# What you have to do:
Write out every line of the listing below verbatim, with no changes of any kind.

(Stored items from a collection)
┌──

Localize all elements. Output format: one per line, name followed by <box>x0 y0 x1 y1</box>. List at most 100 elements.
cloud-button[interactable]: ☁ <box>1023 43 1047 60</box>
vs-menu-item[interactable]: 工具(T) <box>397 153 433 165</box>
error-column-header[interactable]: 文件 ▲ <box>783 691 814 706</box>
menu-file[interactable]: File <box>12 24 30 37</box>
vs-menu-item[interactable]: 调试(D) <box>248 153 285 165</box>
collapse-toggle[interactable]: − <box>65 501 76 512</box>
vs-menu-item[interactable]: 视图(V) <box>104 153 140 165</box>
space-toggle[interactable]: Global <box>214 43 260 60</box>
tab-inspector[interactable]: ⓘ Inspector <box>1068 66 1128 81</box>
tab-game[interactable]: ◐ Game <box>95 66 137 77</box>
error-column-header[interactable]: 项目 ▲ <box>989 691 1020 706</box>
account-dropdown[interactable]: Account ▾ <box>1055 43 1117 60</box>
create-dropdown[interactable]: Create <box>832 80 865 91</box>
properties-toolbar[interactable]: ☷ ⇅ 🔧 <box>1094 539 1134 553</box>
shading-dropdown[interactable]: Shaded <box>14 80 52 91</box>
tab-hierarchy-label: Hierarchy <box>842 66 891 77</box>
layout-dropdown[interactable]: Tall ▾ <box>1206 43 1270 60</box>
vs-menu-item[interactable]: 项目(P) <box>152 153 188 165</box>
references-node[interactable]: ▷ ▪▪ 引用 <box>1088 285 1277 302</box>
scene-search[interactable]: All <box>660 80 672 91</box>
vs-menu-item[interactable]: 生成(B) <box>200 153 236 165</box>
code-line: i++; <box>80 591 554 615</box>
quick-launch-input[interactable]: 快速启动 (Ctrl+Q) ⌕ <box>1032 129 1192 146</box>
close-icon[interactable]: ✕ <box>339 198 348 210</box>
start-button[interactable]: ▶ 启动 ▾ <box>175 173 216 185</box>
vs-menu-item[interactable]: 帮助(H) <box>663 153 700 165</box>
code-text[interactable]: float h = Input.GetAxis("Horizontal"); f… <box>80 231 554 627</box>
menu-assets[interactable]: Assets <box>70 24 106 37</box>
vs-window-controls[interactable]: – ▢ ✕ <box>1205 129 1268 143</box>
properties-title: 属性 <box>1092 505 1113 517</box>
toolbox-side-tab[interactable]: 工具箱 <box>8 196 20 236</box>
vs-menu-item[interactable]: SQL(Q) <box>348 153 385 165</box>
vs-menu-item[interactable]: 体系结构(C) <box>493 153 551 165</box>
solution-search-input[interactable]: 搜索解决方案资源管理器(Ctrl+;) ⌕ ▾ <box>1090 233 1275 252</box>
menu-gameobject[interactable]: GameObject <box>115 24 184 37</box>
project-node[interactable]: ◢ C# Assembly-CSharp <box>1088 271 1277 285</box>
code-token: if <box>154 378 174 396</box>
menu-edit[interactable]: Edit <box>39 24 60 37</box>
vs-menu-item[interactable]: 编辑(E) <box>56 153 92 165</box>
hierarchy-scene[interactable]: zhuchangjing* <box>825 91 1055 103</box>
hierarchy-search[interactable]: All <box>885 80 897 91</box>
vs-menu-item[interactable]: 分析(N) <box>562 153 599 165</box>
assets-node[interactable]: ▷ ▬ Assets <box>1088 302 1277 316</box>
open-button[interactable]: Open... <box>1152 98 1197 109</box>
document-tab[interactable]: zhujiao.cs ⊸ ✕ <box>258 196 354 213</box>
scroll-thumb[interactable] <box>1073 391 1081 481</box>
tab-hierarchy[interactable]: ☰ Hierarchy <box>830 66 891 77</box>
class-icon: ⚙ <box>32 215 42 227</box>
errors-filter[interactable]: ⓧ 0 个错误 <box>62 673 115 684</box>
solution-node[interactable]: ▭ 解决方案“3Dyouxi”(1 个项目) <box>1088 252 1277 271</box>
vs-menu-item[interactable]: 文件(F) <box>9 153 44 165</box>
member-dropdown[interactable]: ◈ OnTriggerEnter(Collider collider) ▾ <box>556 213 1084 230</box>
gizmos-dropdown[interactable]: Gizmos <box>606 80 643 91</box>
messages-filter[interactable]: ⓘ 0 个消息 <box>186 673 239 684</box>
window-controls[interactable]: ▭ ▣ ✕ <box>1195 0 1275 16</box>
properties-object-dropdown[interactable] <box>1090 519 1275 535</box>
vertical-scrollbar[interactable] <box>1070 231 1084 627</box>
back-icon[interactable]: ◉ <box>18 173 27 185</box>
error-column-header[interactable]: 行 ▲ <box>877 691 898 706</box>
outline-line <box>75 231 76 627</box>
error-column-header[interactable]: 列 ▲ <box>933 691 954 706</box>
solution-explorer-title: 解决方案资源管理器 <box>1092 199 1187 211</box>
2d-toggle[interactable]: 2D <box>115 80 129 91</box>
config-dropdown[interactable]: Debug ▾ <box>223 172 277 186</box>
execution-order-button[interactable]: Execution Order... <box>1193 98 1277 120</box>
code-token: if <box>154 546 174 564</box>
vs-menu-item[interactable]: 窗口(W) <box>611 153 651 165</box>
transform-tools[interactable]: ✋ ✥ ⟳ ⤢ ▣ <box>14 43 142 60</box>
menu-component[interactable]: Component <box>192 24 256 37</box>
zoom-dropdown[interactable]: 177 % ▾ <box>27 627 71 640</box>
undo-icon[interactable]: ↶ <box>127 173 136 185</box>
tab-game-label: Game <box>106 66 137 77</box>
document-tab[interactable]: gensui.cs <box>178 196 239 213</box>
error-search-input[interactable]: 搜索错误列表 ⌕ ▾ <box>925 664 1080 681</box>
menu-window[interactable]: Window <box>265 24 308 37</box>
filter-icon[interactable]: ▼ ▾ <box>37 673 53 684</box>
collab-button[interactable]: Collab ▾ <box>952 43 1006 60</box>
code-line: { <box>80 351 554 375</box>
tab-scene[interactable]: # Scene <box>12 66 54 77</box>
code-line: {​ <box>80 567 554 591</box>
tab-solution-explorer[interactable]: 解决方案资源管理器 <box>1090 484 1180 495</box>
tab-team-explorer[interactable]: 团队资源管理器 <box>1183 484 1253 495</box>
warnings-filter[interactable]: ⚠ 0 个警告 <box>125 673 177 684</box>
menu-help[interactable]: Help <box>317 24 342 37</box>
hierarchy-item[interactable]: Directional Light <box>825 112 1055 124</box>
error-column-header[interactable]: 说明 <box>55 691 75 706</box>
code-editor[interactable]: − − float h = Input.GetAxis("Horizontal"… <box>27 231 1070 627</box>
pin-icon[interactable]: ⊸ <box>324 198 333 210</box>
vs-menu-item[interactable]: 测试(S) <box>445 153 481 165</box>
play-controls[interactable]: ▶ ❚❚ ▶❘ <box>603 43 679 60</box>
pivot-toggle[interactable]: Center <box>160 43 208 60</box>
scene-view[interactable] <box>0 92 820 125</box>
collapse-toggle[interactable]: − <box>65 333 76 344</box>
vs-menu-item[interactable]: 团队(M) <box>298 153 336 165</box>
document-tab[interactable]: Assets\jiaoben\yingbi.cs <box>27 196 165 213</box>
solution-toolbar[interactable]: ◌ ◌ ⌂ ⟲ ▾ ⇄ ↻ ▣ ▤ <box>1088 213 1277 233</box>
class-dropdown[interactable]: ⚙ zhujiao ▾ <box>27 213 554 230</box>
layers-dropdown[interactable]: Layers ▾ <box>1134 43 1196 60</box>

└──

# Solution:
Localize all elements. Output format: one per line, name followed by <box>x0 y0 x1 y1</box>. List at most 100 elements.
cloud-button[interactable]: ☁ <box>1023 43 1047 60</box>
vs-menu-item[interactable]: 工具(T) <box>397 153 433 165</box>
error-column-header[interactable]: 文件 ▲ <box>783 691 814 706</box>
menu-file[interactable]: File <box>12 24 30 37</box>
vs-menu-item[interactable]: 调试(D) <box>248 153 285 165</box>
collapse-toggle[interactable]: − <box>65 501 76 512</box>
vs-menu-item[interactable]: 视图(V) <box>104 153 140 165</box>
space-toggle[interactable]: Global <box>214 43 260 60</box>
tab-inspector[interactable]: ⓘ Inspector <box>1068 66 1128 81</box>
tab-game[interactable]: ◐ Game <box>95 66 137 77</box>
error-column-header[interactable]: 项目 ▲ <box>989 691 1020 706</box>
account-dropdown[interactable]: Account ▾ <box>1055 43 1117 60</box>
create-dropdown[interactable]: Create <box>832 80 865 91</box>
properties-toolbar[interactable]: ☷ ⇅ 🔧 <box>1094 539 1134 553</box>
shading-dropdown[interactable]: Shaded <box>14 80 52 91</box>
tab-hierarchy-label: Hierarchy <box>842 66 891 77</box>
layout-dropdown[interactable]: Tall ▾ <box>1206 43 1270 60</box>
vs-menu-item[interactable]: 项目(P) <box>152 153 188 165</box>
references-node[interactable]: ▷ ▪▪ 引用 <box>1088 285 1277 302</box>
scene-search[interactable]: All <box>660 80 672 91</box>
vs-menu-item[interactable]: 生成(B) <box>200 153 236 165</box>
code-line: i++; <box>80 591 554 615</box>
quick-launch-input[interactable]: 快速启动 (Ctrl+Q) ⌕ <box>1032 129 1192 146</box>
close-icon[interactable]: ✕ <box>339 198 348 210</box>
start-button[interactable]: ▶ 启动 ▾ <box>175 173 216 185</box>
vs-menu-item[interactable]: 帮助(H) <box>663 153 700 165</box>
code-text[interactable]: float h = Input.GetAxis("Horizontal"); f… <box>80 231 554 627</box>
menu-assets[interactable]: Assets <box>70 24 106 37</box>
vs-window-controls[interactable]: – ▢ ✕ <box>1205 129 1268 143</box>
properties-title: 属性 <box>1092 505 1113 517</box>
toolbox-side-tab[interactable]: 工具箱 <box>8 196 20 236</box>
vs-menu-item[interactable]: SQL(Q) <box>348 153 385 165</box>
vs-menu-item[interactable]: 体系结构(C) <box>493 153 551 165</box>
solution-search-input[interactable]: 搜索解决方案资源管理器(Ctrl+;) ⌕ ▾ <box>1090 233 1275 252</box>
menu-gameobject[interactable]: GameObject <box>115 24 184 37</box>
project-node[interactable]: ◢ C# Assembly-CSharp <box>1088 271 1277 285</box>
code-token: if <box>154 378 174 396</box>
menu-edit[interactable]: Edit <box>39 24 60 37</box>
vs-menu-item[interactable]: 编辑(E) <box>56 153 92 165</box>
hierarchy-scene[interactable]: zhuchangjing* <box>825 91 1055 103</box>
hierarchy-search[interactable]: All <box>885 80 897 91</box>
vs-menu-item[interactable]: 分析(N) <box>562 153 599 165</box>
assets-node[interactable]: ▷ ▬ Assets <box>1088 302 1277 316</box>
open-button[interactable]: Open... <box>1152 98 1197 109</box>
document-tab[interactable]: zhujiao.cs ⊸ ✕ <box>258 196 354 213</box>
scroll-thumb[interactable] <box>1073 391 1081 481</box>
tab-hierarchy[interactable]: ☰ Hierarchy <box>830 66 891 77</box>
class-icon: ⚙ <box>32 215 42 227</box>
errors-filter[interactable]: ⓧ 0 个错误 <box>62 673 115 684</box>
solution-node[interactable]: ▭ 解决方案“3Dyouxi”(1 个项目) <box>1088 252 1277 271</box>
vs-menu-item[interactable]: 文件(F) <box>9 153 44 165</box>
member-dropdown[interactable]: ◈ OnTriggerEnter(Collider collider) ▾ <box>556 213 1084 230</box>
gizmos-dropdown[interactable]: Gizmos <box>606 80 643 91</box>
messages-filter[interactable]: ⓘ 0 个消息 <box>186 673 239 684</box>
window-controls[interactable]: ▭ ▣ ✕ <box>1195 0 1275 16</box>
properties-object-dropdown[interactable] <box>1090 519 1275 535</box>
vertical-scrollbar[interactable] <box>1070 231 1084 627</box>
back-icon[interactable]: ◉ <box>18 173 27 185</box>
error-column-header[interactable]: 行 ▲ <box>877 691 898 706</box>
outline-line <box>75 231 76 627</box>
error-column-header[interactable]: 列 ▲ <box>933 691 954 706</box>
solution-explorer-title: 解决方案资源管理器 <box>1092 199 1187 211</box>
2d-toggle[interactable]: 2D <box>115 80 129 91</box>
config-dropdown[interactable]: Debug ▾ <box>223 172 277 186</box>
execution-order-button[interactable]: Execution Order... <box>1193 98 1277 120</box>
code-token: if <box>154 546 174 564</box>
vs-menu-item[interactable]: 窗口(W) <box>611 153 651 165</box>
transform-tools[interactable]: ✋ ✥ ⟳ ⤢ ▣ <box>14 43 142 60</box>
menu-component[interactable]: Component <box>192 24 256 37</box>
zoom-dropdown[interactable]: 177 % ▾ <box>27 627 71 640</box>
undo-icon[interactable]: ↶ <box>127 173 136 185</box>
tab-game-label: Game <box>106 66 137 77</box>
document-tab[interactable]: gensui.cs <box>178 196 239 213</box>
error-search-input[interactable]: 搜索错误列表 ⌕ ▾ <box>925 664 1080 681</box>
menu-window[interactable]: Window <box>265 24 308 37</box>
filter-icon[interactable]: ▼ ▾ <box>37 673 53 684</box>
collab-button[interactable]: Collab ▾ <box>952 43 1006 60</box>
code-line: { <box>80 351 554 375</box>
tab-scene[interactable]: # Scene <box>12 66 54 77</box>
code-line: {​ <box>80 567 554 591</box>
tab-solution-explorer[interactable]: 解决方案资源管理器 <box>1090 484 1180 495</box>
tab-team-explorer[interactable]: 团队资源管理器 <box>1183 484 1253 495</box>
warnings-filter[interactable]: ⚠ 0 个警告 <box>125 673 177 684</box>
menu-help[interactable]: Help <box>317 24 342 37</box>
hierarchy-item[interactable]: Directional Light <box>825 112 1055 124</box>
error-column-header[interactable]: 说明 <box>55 691 75 706</box>
code-editor[interactable]: − − float h = Input.GetAxis("Horizontal"… <box>27 231 1070 627</box>
pin-icon[interactable]: ⊸ <box>324 198 333 210</box>
vs-menu-item[interactable]: 测试(S) <box>445 153 481 165</box>
play-controls[interactable]: ▶ ❚❚ ▶❘ <box>603 43 679 60</box>
pivot-toggle[interactable]: Center <box>160 43 208 60</box>
scene-view[interactable] <box>0 92 820 125</box>
collapse-toggle[interactable]: − <box>65 333 76 344</box>
vs-menu-item[interactable]: 团队(M) <box>298 153 336 165</box>
document-tab[interactable]: Assets\jiaoben\yingbi.cs <box>27 196 165 213</box>
solution-toolbar[interactable]: ◌ ◌ ⌂ ⟲ ▾ ⇄ ↻ ▣ ▤ <box>1088 213 1277 233</box>
class-dropdown[interactable]: ⚙ zhujiao ▾ <box>27 213 554 230</box>
layers-dropdown[interactable]: Layers ▾ <box>1134 43 1196 60</box>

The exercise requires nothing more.